▶ DOCUMENT TEXT
## Start

The Secret Elite have always preferred to remain anonymous and wield power through carefully selected political agents and puppets. Aware that the possession of real power is far more important than the appearance of power on the political stage, it matters little to them which parties sit in government at Westminster as long as they control them. Reginald McKenna, Chancellor of the Exchequer in Asquith’s government of May 1915 to December 1916, and later chairman of the Midland Bank, admitted, ‘I am afraid the ordinary citizen will not like to be told that the banks can, and do, create money. … And they who control the credit of the nation direct the policy of Governments and hold in the hollow of their hands the destiny of the people.’
As Professor Carroll Quigley revealed, the power of financial capitalism had a far-reaching aim to create a world system of financial control held in private hands ‘able to dominate the political system in each country and the economy of the world as a whole.’  Quigley proved that from 1901 to 1922 the Secret Elite  was clustered around Alfred Milner and social connections that originated chiefly at Eton and Oxford University. They came from well-to-do, upper-class, frequently titled families and exercised control through a triple-front penetration of politics, education and journalism. They influenced politics and public policy by placing their men in positions of power.  Bankers, together with industrial and financial capitalists, coupled with influential and supportive press-barons held enormous influence in 1915, but these hidden powers were concerned that Asquith’s Cabinet lacked the steel to see the war through to its bitter end.
The Secret Elite’s overpowering drive to crush Germany, in what they knew would have to be a long war, had been carefully orchestrated through their place-men in government. These included Foreign Secretary Sir Edward Grey, Prime Minister Asquith, Chancellor of the Exchequer, Lloyd George, First Lord of the Admiralty, Winston Churchill and Lord Chancellor Richard Haldane. They did so without even the pretence of a vote, backed by their allies in finance, industry, academia and the press.  The Liberals, re-elected to power in 1910, had formed a minority government propped up by the Irish Home Rulers and held together by a Conservative Party which, in the interests of the elites that they too served, did not try to bring them down. The Secret Elite had bounced the British Empire into a world war, but the political management of that war lay in the hands of rank amateurs. Politics took an altogether different turn in France.

## End

▶ DATA ROWS
## Start

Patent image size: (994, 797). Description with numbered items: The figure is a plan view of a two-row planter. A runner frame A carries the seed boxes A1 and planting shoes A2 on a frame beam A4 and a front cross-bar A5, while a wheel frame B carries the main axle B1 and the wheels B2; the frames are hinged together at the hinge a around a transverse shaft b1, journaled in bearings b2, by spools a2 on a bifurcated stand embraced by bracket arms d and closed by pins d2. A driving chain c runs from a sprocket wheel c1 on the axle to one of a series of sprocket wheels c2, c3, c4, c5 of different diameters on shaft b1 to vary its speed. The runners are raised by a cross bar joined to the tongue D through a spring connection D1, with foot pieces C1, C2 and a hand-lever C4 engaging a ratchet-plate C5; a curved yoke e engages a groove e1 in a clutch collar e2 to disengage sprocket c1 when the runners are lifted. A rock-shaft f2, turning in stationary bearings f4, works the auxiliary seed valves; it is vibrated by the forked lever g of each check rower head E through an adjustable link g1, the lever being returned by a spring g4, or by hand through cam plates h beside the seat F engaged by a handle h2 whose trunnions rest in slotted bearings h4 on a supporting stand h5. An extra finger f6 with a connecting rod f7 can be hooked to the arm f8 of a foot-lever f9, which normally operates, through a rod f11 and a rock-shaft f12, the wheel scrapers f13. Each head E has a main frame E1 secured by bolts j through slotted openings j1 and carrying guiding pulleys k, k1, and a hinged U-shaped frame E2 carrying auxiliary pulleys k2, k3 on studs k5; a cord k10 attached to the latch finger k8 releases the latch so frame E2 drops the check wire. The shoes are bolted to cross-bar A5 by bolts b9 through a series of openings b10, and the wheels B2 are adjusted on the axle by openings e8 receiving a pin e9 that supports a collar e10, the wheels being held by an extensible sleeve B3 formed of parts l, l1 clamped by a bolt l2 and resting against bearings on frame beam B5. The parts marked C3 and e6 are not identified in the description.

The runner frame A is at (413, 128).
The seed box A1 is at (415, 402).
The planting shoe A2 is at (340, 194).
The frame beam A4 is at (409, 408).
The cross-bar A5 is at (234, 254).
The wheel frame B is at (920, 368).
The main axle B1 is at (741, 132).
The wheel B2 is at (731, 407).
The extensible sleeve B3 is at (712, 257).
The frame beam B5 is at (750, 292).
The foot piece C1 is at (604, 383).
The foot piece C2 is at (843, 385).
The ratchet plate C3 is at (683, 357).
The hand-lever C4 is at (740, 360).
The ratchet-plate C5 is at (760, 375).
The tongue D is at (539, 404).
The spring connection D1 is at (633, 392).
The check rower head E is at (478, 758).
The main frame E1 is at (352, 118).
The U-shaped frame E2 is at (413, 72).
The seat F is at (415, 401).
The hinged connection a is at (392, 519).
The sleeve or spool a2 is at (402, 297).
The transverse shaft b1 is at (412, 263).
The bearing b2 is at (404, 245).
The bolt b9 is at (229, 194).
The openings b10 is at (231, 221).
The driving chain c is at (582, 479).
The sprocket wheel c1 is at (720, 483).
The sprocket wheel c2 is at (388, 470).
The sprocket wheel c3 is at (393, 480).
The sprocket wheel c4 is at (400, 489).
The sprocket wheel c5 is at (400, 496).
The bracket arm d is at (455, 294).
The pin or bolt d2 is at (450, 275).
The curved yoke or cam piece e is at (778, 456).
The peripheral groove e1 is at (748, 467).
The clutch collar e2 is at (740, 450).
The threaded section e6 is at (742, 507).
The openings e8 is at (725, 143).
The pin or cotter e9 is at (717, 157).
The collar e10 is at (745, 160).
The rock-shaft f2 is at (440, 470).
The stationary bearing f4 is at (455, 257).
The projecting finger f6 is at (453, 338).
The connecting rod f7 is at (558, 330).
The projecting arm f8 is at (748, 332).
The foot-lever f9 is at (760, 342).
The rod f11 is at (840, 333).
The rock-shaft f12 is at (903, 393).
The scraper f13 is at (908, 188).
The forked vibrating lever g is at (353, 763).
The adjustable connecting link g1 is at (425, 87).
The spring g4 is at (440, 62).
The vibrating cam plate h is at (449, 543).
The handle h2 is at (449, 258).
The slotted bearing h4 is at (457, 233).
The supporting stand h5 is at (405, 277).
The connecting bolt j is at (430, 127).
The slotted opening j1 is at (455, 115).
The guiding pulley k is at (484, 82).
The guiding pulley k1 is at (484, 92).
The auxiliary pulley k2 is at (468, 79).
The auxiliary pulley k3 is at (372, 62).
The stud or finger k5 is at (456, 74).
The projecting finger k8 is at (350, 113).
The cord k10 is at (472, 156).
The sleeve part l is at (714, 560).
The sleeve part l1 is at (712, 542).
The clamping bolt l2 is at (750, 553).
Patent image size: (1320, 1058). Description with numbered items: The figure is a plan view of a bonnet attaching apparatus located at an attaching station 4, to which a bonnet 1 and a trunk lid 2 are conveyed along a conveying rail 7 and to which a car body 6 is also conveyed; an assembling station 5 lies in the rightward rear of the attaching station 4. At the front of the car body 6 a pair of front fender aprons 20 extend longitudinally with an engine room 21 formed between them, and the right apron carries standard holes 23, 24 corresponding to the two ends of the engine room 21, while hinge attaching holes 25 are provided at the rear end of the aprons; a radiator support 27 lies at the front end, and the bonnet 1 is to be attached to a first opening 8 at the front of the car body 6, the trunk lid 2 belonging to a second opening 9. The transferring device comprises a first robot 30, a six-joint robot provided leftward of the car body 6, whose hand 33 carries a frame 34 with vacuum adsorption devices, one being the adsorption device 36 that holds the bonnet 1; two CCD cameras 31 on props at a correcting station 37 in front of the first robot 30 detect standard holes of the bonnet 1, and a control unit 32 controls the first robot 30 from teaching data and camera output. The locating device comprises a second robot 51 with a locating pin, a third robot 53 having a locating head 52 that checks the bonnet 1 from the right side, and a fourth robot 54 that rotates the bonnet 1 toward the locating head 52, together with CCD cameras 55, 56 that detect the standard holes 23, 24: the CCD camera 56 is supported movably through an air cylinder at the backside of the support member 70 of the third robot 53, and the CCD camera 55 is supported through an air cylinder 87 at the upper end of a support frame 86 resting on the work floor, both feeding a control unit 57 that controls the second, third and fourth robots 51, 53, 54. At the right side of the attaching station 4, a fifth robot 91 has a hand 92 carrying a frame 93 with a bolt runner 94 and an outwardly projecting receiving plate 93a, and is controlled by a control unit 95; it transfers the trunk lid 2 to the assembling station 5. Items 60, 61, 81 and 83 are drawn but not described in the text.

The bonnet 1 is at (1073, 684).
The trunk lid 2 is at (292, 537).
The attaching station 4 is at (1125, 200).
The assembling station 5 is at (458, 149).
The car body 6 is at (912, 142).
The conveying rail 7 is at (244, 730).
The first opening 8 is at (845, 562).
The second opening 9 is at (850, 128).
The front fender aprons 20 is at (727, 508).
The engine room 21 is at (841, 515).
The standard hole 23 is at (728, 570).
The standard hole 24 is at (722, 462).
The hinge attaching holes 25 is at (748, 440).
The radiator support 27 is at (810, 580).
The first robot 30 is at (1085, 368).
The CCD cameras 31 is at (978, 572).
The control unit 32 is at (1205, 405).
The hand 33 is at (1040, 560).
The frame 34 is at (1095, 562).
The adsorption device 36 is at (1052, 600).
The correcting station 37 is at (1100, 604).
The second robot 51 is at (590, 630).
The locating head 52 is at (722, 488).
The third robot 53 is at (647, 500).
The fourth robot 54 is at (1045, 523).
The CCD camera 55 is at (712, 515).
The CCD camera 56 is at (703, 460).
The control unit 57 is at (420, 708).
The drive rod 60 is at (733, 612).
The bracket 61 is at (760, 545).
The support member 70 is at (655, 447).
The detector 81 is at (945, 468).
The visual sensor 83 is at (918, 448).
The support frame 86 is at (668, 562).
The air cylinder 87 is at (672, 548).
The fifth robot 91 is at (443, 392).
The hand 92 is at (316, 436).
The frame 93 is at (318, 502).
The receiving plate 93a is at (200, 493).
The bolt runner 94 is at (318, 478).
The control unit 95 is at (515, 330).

## End
## Start

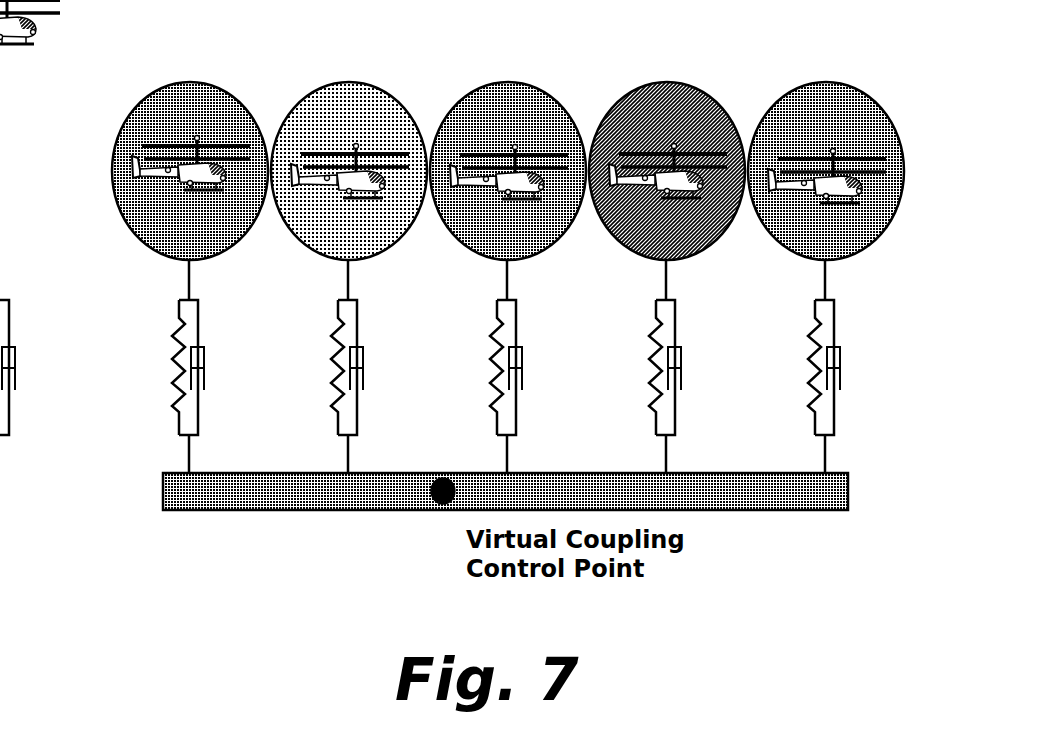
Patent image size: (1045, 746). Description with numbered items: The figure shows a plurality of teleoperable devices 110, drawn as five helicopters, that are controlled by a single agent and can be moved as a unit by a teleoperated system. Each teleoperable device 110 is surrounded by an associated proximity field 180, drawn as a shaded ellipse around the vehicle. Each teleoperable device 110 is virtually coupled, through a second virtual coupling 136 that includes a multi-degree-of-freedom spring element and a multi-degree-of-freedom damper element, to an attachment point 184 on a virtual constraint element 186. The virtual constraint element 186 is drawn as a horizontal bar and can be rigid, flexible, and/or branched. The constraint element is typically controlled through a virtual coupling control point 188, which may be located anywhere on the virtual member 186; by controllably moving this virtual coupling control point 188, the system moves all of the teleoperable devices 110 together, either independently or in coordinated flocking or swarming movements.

## End

▶ TASKS AND EXERCISES
a) Answer these questions using the text on the Secret Elite, and mark your answers (i), (ii) and (iii):
(i) Which bank did Reginald McKenna later chair?
(ii) Around whom, from 1901 to 1922, was the Secret Elite clustered?
(iii) In what year were the Liberals re-elected to power?
b) In the text on the Secret Elite, recast the paragraph beginning "As Professor Carroll Quigley revealed" as a bulleted list that keeps its main facts.
c) Continue the text on the Secret Elite from its final sentence onward.

▶ TASK-BY-TASK ANSWERS
a)
(i) The Midland Bank.
(ii) Alfred Milner.
(iii) 1910.

b)
- According to Professor Carroll Quigley, financial capitalism aimed to create a privately held world system of financial control able to dominate each country's politics and the world economy.
- From 1901 to 1922, the Secret Elite was clustered around Alfred Milner and social connections originating chiefly at Eton and Oxford University.
- Its members came from well-to-do, upper-class, frequently titled families.
- They exercised control through politics, education and journalism, placing their men in positions of power.
- In 1915, bankers, industrial and financial capitalists and press barons held enormous influence.
- These hidden powers feared that Asquith's Cabinet lacked the steel to see the war through to its end.

c)
From the outset President Poincare of France – who had been brought to power through Secret Elite bribes  – called upon the sacred union (Union sacree) of the French people, and this proved to be much more than an emotional crie de coeur. Centre, right and extreme right wing politicians rallied to Prime Minister Viviani’s government and blurred issues of party politics. Anti-Jewish and anti-Catholic newspapers and politicians lauded the contributions from all faiths. A government of national unity was quickly established. On 26 August 1914 Viviani expanded the government’s base by including more left-wing representatives and left the conduct of the war to men deemed competent such as Minister of War Alexandre Millerand and Commander in Chief, Joseph Joffre. 
It was an example that Britain did not follow. Nine and a half months later, no decisive military success had been registered, and the public enthusiasm for war which overflowed in August 1914 began to lose impetus.  By May 1915, the Germans were entrenched in France and Belgium, and the Dardanelles Campaign was already proving a very costly and unpopular failure. Churchill had rashly promised that the Germans would be on their knees after nine months of naval blockade,  but his wild boasts came to naught. Russian success on the Eastern Front, boldly predicted in early August, proved illusionary. To Lord Milner and his Secret Elite cabal, the management of the war lay in the hands of hapless party politicians. They were contemptuous of the British parliamentary system and held an absolute belief that elected democratic government was no alternative to the ‘rule of the superiors’.  They meant, of course, themselves.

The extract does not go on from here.